YOUR OBJECTIVE: Below are records; work out how many of their lines contain "профориентации" and give only that number.

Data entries
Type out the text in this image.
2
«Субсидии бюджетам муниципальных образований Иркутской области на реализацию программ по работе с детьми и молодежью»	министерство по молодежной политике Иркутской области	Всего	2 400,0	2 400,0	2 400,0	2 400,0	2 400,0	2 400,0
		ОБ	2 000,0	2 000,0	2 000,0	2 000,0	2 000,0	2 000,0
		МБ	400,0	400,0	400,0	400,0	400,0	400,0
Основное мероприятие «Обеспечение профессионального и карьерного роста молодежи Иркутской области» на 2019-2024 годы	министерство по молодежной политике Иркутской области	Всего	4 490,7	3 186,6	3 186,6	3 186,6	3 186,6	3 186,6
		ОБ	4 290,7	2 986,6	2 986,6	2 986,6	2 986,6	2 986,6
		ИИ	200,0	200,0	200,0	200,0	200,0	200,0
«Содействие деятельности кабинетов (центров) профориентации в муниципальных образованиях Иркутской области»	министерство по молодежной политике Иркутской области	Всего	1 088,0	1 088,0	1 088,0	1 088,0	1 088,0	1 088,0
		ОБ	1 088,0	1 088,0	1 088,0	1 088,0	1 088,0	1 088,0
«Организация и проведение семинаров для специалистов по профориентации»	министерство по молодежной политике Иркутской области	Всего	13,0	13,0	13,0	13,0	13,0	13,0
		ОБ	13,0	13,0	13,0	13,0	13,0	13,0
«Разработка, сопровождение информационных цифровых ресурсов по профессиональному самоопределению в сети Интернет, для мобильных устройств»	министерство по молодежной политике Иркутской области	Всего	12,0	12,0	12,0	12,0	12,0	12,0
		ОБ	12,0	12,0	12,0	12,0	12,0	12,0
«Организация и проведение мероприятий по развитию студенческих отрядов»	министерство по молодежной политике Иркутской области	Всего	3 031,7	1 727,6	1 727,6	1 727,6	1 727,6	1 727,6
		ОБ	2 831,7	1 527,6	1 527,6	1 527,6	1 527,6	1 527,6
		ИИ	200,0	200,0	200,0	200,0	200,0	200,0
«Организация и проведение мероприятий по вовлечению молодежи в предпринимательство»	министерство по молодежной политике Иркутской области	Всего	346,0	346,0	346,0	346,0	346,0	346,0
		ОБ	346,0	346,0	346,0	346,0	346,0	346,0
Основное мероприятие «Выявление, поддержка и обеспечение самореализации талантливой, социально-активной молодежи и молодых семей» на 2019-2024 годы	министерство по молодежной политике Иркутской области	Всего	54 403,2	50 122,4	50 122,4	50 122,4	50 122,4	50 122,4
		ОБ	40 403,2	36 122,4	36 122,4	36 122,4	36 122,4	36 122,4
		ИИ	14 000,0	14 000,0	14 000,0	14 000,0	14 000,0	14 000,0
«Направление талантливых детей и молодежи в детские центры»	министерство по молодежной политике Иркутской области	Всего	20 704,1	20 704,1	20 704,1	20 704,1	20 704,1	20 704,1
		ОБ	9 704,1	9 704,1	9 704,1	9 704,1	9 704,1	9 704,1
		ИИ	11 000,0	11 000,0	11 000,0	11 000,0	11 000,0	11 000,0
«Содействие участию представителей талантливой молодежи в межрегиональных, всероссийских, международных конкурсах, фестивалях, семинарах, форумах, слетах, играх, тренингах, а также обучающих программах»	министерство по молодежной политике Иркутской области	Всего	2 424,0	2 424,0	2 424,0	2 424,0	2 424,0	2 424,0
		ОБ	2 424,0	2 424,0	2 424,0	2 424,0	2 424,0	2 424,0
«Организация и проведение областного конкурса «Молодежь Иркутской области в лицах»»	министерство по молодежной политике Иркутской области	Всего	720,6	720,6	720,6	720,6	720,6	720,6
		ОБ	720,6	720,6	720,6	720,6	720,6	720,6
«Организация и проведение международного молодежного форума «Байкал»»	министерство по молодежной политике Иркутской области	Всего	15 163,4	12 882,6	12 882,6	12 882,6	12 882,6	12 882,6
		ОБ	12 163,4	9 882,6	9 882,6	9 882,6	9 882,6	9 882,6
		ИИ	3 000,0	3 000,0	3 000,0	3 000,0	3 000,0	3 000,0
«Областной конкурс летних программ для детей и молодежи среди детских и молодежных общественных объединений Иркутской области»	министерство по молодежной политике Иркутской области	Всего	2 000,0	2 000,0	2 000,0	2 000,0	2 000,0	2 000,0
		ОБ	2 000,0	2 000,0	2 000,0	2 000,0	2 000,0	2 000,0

IN RESPONSE: 2